WHAT TO DO
Gather every line holding the string "重庆某建材公司".

==============================

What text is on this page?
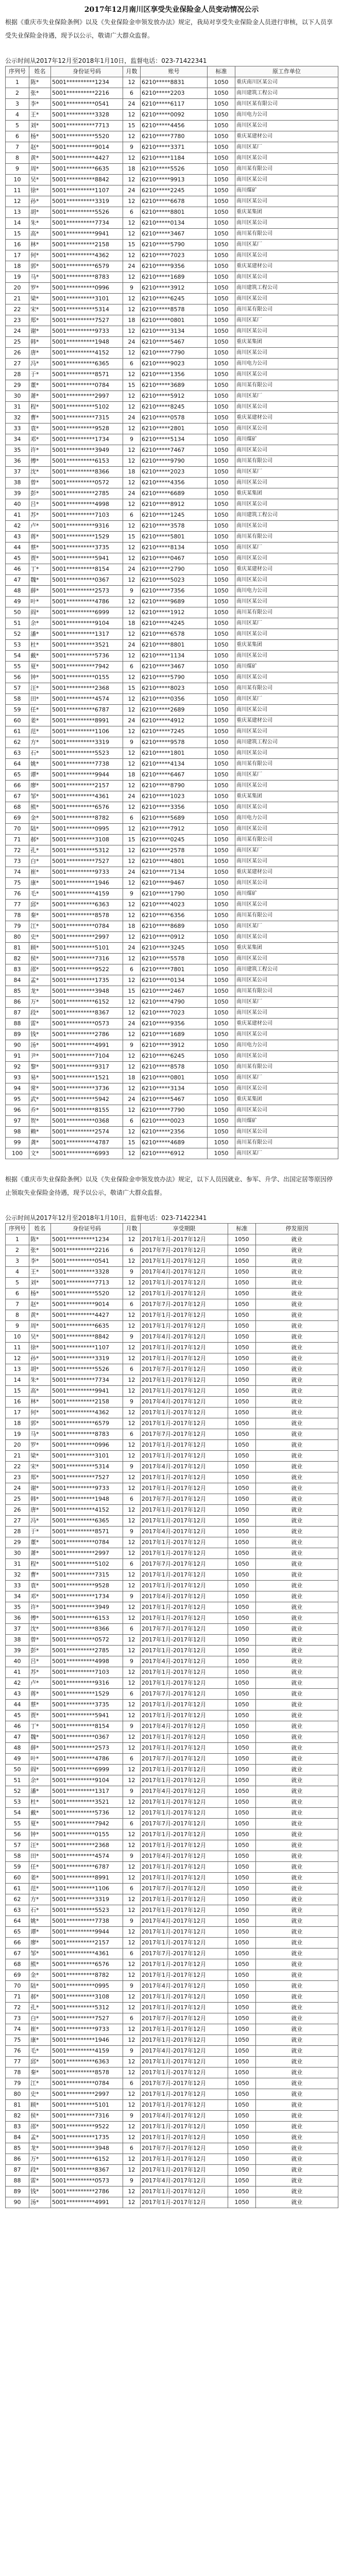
2017年12月南川区享受失业保险金人员变动情况公示
根据《重庆市失业保险条例》以及《失业保险金申领发放办法》规定，我局对享受失业保险金人员进行审核，以下人员享受失业保险金待遇，现予以公示，敬请广大群众监督。
公示时间从2017年12月至2018年1月10日，监督电话：023-71422341
序列号	姓名	身份证号码	月数	账号	标准	原工作单位
1	陈*	5001**********1234	12	6210*****8831	1050	重庆南川区某公司
2	张*	5001**********2216	6	6210*****2203	1050	南川建筑工程公司
3	李*	5001**********0541	24	6210*****6117	1050	南川区某有限公司
4	王*	5001**********3328	12	6210*****0092	1050	南川电力公司
5	刘*	5001**********7713	15	6210*****4456	1050	南川区某公司
6	杨*	5001**********5520	12	6210*****7780	1050	重庆某建材公司
7	赵*	5001**********9014	9	6210*****3371	1050	南川区某厂
8	黄*	5001**********4427	12	6210*****1184	1050	南川区某公司
9	周*	5001**********6635	18	6210*****5526	1050	南川某有限公司
10	吴*	5001**********8842	12	6210*****9913	1050	南川区某公司
11	徐*	5001**********1107	24	6210*****2245	1050	南川煤矿
12	孙*	5001**********3319	12	6210*****6678	1050	南川区某公司
13	胡*	5001**********5526	6	6210*****8801	1050	重庆某集团
14	朱*	5001**********7734	12	6210*****0134	1050	南川区某公司
15	高*	5001**********9941	12	6210*****3467	1050	南川某有限公司
16	林*	5001**********2158	15	6210*****5790	1050	南川区某厂
17	何*	5001**********4362	12	6210*****7023	1050	南川区某公司
18	郭*	5001**********6579	24	6210*****9356	1050	重庆某建材公司
19	马*	5001**********8783	12	6210*****1689	1050	南川区某公司
20	罗*	5001**********0996	9	6210*****3912	1050	南川建筑工程公司
21	梁*	5001**********3101	12	6210*****6245	1050	南川区某公司
22	宋*	5001**********5314	12	6210*****8578	1050	南川某有限公司
23	郑*	5001**********7527	18	6210*****0801	1050	南川区某厂
24	谢*	5001**********9733	12	6210*****3134	1050	南川区某公司
25	韩*	5001**********1948	24	6210*****5467	1050	重庆某集团
26	唐*	5001**********4152	12	6210*****7790	1050	南川区某公司
27	冯*	5001**********6365	6	6210*****9023	1050	南川电力公司
28	于*	5001**********8571	12	6210*****1356	1050	南川区某公司
29	董*	5001**********0784	15	6210*****3689	1050	南川某有限公司
30	萧*	5001**********2997	12	6210*****5912	1050	南川区某厂
31	程*	5001**********5102	12	6210*****8245	1050	南川区某公司
32	曹*	5001**********7315	24	6210*****0578	1050	重庆某建材公司
33	袁*	5001**********9528	12	6210*****2801	1050	南川区某公司
34	邓*	5001**********1734	9	6210*****5134	1050	南川煤矿
35	许*	5001**********3949	12	6210*****7467	1050	南川区某公司
36	傅*	5001**********6153	12	6210*****9790	1050	南川某有限公司
37	沈*	5001**********8366	18	6210*****2023	1050	南川区某厂
38	曾*	5001**********0572	12	6210*****4356	1050	南川区某公司
39	彭*	5001**********2785	24	6210*****6689	1050	重庆某集团
40	吕*	5001**********4998	12	6210*****8912	1050	南川区某公司
41	苏*	5001**********7103	6	6210*****1245	1050	南川建筑工程公司
42	卢*	5001**********9316	12	6210*****3578	1050	南川区某公司
43	蒋*	5001**********1529	15	6210*****5801	1050	南川某有限公司
44	蔡*	5001**********3735	12	6210*****8134	1050	南川区某厂
45	贾*	5001**********5941	12	6210*****0467	1050	南川区某公司
46	丁*	5001**********8154	24	6210*****2790	1050	重庆某建材公司
47	魏*	5001**********0367	12	6210*****5023	1050	南川区某公司
48	薛*	5001**********2573	9	6210*****7356	1050	南川电力公司
49	叶*	5001**********4786	12	6210*****9689	1050	南川区某公司
50	阎*	5001**********6999	12	6210*****1912	1050	南川某有限公司
51	余*	5001**********9104	18	6210*****4245	1050	南川区某厂
52	潘*	5001**********1317	12	6210*****6578	1050	南川区某公司
53	杜*	5001**********3521	24	6210*****8801	1050	重庆某集团
54	戴*	5001**********5736	12	6210*****1134	1050	南川区某公司
55	夏*	5001**********7942	6	6210*****3467	1050	南川煤矿
56	钟*	5001**********0155	12	6210*****5790	1050	南川区某公司
57	汪*	5001**********2368	15	6210*****8023	1050	南川某有限公司
58	田*	5001**********4574	12	6210*****0356	1050	南川区某厂
59	任*	5001**********6787	12	6210*****2689	1050	南川区某公司
60	姜*	5001**********8991	24	6210*****4912	1050	重庆某建材公司
61	范*	5001**********1106	12	6210*****7245	1050	南川区某公司
62	方*	5001**********3319	9	6210*****9578	1050	南川建筑工程公司
63	石*	5001**********5523	12	6210*****1801	1050	南川区某公司
64	姚*	5001**********7738	12	6210*****4134	1050	南川某有限公司
65	谭*	5001**********9944	18	6210*****6467	1050	南川区某厂
66	廖*	5001**********2157	12	6210*****8790	1050	南川区某公司
67	邹*	5001**********4361	24	6210*****1023	1050	重庆某集团
68	熊*	5001**********6576	12	6210*****3356	1050	南川区某公司
69	金*	5001**********8782	6	6210*****5689	1050	南川电力公司
70	陆*	5001**********0995	12	6210*****7912	1050	南川区某公司
71	郝*	5001**********3108	15	6210*****0245	1050	南川某有限公司
72	孔*	5001**********5312	12	6210*****2578	1050	南川区某厂
73	白*	5001**********7527	12	6210*****4801	1050	南川区某公司
74	崔*	5001**********9733	24	6210*****7134	1050	重庆某建材公司
75	康*	5001**********1946	12	6210*****9467	1050	南川区某公司
76	毛*	5001**********4159	9	6210*****1790	1050	南川煤矿
77	邱*	5001**********6363	12	6210*****4023	1050	南川区某公司
78	秦*	5001**********8578	12	6210*****6356	1050	南川某有限公司
79	江*	5001**********0784	18	6210*****8689	1050	南川区某厂
80	史*	5001**********2997	12	6210*****0912	1050	南川区某公司
81	顾*	5001**********5101	24	6210*****3245	1050	重庆某集团
82	侯*	5001**********7316	12	6210*****5578	1050	南川区某公司
83	邵*	5001**********9522	6	6210*****7801	1050	南川建筑工程公司
84	孟*	5001**********1735	12	6210*****0134	1050	南川区某公司
85	龙*	5001**********3948	15	6210*****2467	1050	南川某有限公司
86	万*	5001**********6152	12	6210*****4790	1050	南川区某厂
87	段*	5001**********8367	12	6210*****7023	1050	南川区某公司
88	雷*	5001**********0573	24	6210*****9356	1050	重庆某建材公司
89	钱*	5001**********2786	12	6210*****1689	1050	南川区某公司
90	汤*	5001**********4991	9	6210*****3912	1050	南川电力公司
91	尹*	5001**********7104	12	6210*****6245	1050	南川区某公司
92	黎*	5001**********9317	12	6210*****8578	1050	南川某有限公司
93	易*	5001**********1521	18	6210*****0801	1050	南川区某厂
94	常*	5001**********3736	12	6210*****3134	1050	南川区某公司
95	武*	5001**********5942	24	6210*****5467	1050	重庆某集团
96	乔*	5001**********8155	12	6210*****7790	1050	南川区某公司
97	贺*	5001**********0368	6	6210*****0023	1050	南川煤矿
98	赖*	5001**********2574	12	6210*****2356	1050	南川区某公司
99	龚*	5001**********4787	15	6210*****4689	1050	南川某有限公司
100	文*	5001**********6993	12	6210*****6912	1050	南川区某厂
根据《重庆市失业保险条例》以及《失业保险金申领发放办法》规定，以下人员因就业、参军、升学、出国定居等原因停止领取失业保险金待遇，现予以公示，敬请广大群众监督。
公示时间从2017年12月至2018年1月10日，监督电话：023-71422341
序列号	姓名	身份证号码	月数	享受期限	标准	停发原因
1	陈*	5001**********1234	12	2017年1月-2017年12月	1050	就业
2	张*	5001**********2216	6	2017年7月-2017年12月	1050	就业
3	李*	5001**********0541	12	2017年1月-2017年12月	1050	就业
4	王*	5001**********3328	9	2017年4月-2017年12月	1050	就业
5	刘*	5001**********7713	12	2017年1月-2017年12月	1050	就业
6	杨*	5001**********5520	12	2017年1月-2017年12月	1050	就业
7	赵*	5001**********9014	6	2017年7月-2017年12月	1050	就业
8	黄*	5001**********4427	12	2017年1月-2017年12月	1050	就业
9	周*	5001**********6635	12	2017年1月-2017年12月	1050	就业
10	吴*	5001**********8842	9	2017年4月-2017年12月	1050	就业
11	徐*	5001**********1107	12	2017年1月-2017年12月	1050	就业
12	孙*	5001**********3319	12	2017年1月-2017年12月	1050	就业
13	胡*	5001**********5526	6	2017年7月-2017年12月	1050	就业
14	朱*	5001**********7734	12	2017年1月-2017年12月	1050	就业
15	高*	5001**********9941	12	2017年1月-2017年12月	1050	就业
16	林*	5001**********2158	9	2017年4月-2017年12月	1050	就业
17	何*	5001**********4362	12	2017年1月-2017年12月	1050	就业
18	郭*	5001**********6579	12	2017年1月-2017年12月	1050	就业
19	马*	5001**********8783	6	2017年7月-2017年12月	1050	就业
20	罗*	5001**********0996	12	2017年1月-2017年12月	1050	就业
21	梁*	5001**********3101	12	2017年1月-2017年12月	1050	就业
22	宋*	5001**********5314	9	2017年4月-2017年12月	1050	就业
23	郑*	5001**********7527	12	2017年1月-2017年12月	1050	就业
24	谢*	5001**********9733	12	2017年1月-2017年12月	1050	就业
25	韩*	5001**********1948	6	2017年7月-2017年12月	1050	就业
26	唐*	5001**********4152	12	2017年1月-2017年12月	1050	就业
27	冯*	5001**********6365	12	2017年1月-2017年12月	1050	就业
28	于*	5001**********8571	9	2017年4月-2017年12月	1050	就业
29	董*	5001**********0784	12	2017年1月-2017年12月	1050	就业
30	萧*	5001**********2997	12	2017年1月-2017年12月	1050	就业
31	程*	5001**********5102	6	2017年7月-2017年12月	1050	就业
32	曹*	5001**********7315	12	2017年1月-2017年12月	1050	就业
33	袁*	5001**********9528	12	2017年1月-2017年12月	1050	就业
34	邓*	5001**********1734	9	2017年4月-2017年12月	1050	就业
35	许*	5001**********3949	12	2017年1月-2017年12月	1050	就业
36	傅*	5001**********6153	12	2017年1月-2017年12月	1050	就业
37	沈*	5001**********8366	6	2017年7月-2017年12月	1050	就业
38	曾*	5001**********0572	12	2017年1月-2017年12月	1050	就业
39	彭*	5001**********2785	12	2017年1月-2017年12月	1050	就业
40	吕*	5001**********4998	9	2017年4月-2017年12月	1050	就业
41	苏*	5001**********7103	12	2017年1月-2017年12月	1050	就业
42	卢*	5001**********9316	12	2017年1月-2017年12月	1050	就业
43	蒋*	5001**********1529	6	2017年7月-2017年12月	1050	就业
44	蔡*	5001**********3735	12	2017年1月-2017年12月	1050	就业
45	贾*	5001**********5941	12	2017年1月-2017年12月	1050	就业
46	丁*	5001**********8154	9	2017年4月-2017年12月	1050	就业
47	魏*	5001**********0367	12	2017年1月-2017年12月	1050	就业
48	薛*	5001**********2573	12	2017年1月-2017年12月	1050	就业
49	叶*	5001**********4786	6	2017年7月-2017年12月	1050	就业
50	阎*	5001**********6999	12	2017年1月-2017年12月	1050	就业
51	余*	5001**********9104	12	2017年1月-2017年12月	1050	就业
52	潘*	5001**********1317	9	2017年4月-2017年12月	1050	就业
53	杜*	5001**********3521	12	2017年1月-2017年12月	1050	就业
54	戴*	5001**********5736	12	2017年1月-2017年12月	1050	就业
55	夏*	5001**********7942	6	2017年7月-2017年12月	1050	就业
56	钟*	5001**********0155	12	2017年1月-2017年12月	1050	就业
57	汪*	5001**********2368	12	2017年1月-2017年12月	1050	就业
58	田*	5001**********4574	9	2017年4月-2017年12月	1050	就业
59	任*	5001**********6787	12	2017年1月-2017年12月	1050	就业
60	姜*	5001**********8991	12	2017年1月-2017年12月	1050	就业
61	范*	5001**********1106	6	2017年7月-2017年12月	1050	就业
62	方*	5001**********3319	12	2017年1月-2017年12月	1050	就业
63	石*	5001**********5523	12	2017年1月-2017年12月	1050	就业
64	姚*	5001**********7738	9	2017年4月-2017年12月	1050	就业
65	谭*	5001**********9944	12	2017年1月-2017年12月	1050	就业
66	廖*	5001**********2157	12	2017年1月-2017年12月	1050	就业
67	邹*	5001**********4361	6	2017年7月-2017年12月	1050	就业
68	熊*	5001**********6576	12	2017年1月-2017年12月	1050	就业
69	金*	5001**********8782	12	2017年1月-2017年12月	1050	就业
70	陆*	5001**********0995	9	2017年4月-2017年12月	1050	就业
71	郝*	5001**********3108	12	2017年1月-2017年12月	1050	就业
72	孔*	5001**********5312	12	2017年1月-2017年12月	1050	就业
73	白*	5001**********7527	6	2017年7月-2017年12月	1050	就业
74	崔*	5001**********9733	12	2017年1月-2017年12月	1050	就业
75	康*	5001**********1946	12	2017年1月-2017年12月	1050	就业
76	毛*	5001**********4159	9	2017年4月-2017年12月	1050	就业
77	邱*	5001**********6363	12	2017年1月-2017年12月	1050	就业
78	秦*	5001**********8578	12	2017年1月-2017年12月	1050	就业
79	江*	5001**********0784	6	2017年7月-2017年12月	1050	就业
80	史*	5001**********2997	12	2017年1月-2017年12月	1050	就业
81	顾*	5001**********5101	12	2017年1月-2017年12月	1050	就业
82	侯*	5001**********7316	9	2017年4月-2017年12月	1050	就业
83	邵*	5001**********9522	12	2017年1月-2017年12月	1050	就业
84	孟*	5001**********1735	12	2017年1月-2017年12月	1050	就业
85	龙*	5001**********3948	6	2017年7月-2017年12月	1050	就业
86	万*	5001**********6152	12	2017年1月-2017年12月	1050	就业
87	段*	5001**********8367	12	2017年1月-2017年12月	1050	就业
88	雷*	5001**********0573	9	2017年4月-2017年12月	1050	就业
89	钱*	5001**********2786	12	2017年1月-2017年12月	1050	就业
90	汤*	5001**********4991	12	2017年1月-2017年12月	1050	就业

==============================

WRITTEN REPLY
6	杨*	5001**********5520	12	6210*****7780	1050	重庆某建材公司
18	郭*	5001**********6579	24	6210*****9356	1050	重庆某建材公司
32	曹*	5001**********7315	24	6210*****0578	1050	重庆某建材公司
46	丁*	5001**********8154	24	6210*****2790	1050	重庆某建材公司
60	姜*	5001**********8991	24	6210*****4912	1050	重庆某建材公司
74	崔*	5001**********9733	24	6210*****7134	1050	重庆某建材公司
88	雷*	5001**********0573	24	6210*****9356	1050	重庆某建材公司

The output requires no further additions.